Written instruction — Pull out all lines from the listing below in which the word "стандартной" appears.
——
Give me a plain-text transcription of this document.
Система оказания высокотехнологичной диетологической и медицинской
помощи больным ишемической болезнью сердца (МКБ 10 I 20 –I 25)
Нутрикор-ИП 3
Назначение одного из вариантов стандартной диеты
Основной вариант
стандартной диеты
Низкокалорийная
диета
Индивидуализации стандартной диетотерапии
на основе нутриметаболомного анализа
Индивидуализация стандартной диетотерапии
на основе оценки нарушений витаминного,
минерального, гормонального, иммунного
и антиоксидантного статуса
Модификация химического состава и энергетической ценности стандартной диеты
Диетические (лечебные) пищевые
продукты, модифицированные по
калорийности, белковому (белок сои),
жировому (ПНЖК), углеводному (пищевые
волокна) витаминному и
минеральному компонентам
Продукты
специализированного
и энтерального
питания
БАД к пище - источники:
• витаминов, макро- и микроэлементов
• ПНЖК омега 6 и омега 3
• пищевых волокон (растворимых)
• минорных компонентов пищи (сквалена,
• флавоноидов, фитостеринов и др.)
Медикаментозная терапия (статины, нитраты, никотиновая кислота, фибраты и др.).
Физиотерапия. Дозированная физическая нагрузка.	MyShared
——
Result below —
Назначение одного из вариантов стандартной диеты
стандартной диеты
Индивидуализации стандартной диетотерапии
Индивидуализация стандартной диетотерапии
Модификация химического состава и энергетической ценности стандартной диеты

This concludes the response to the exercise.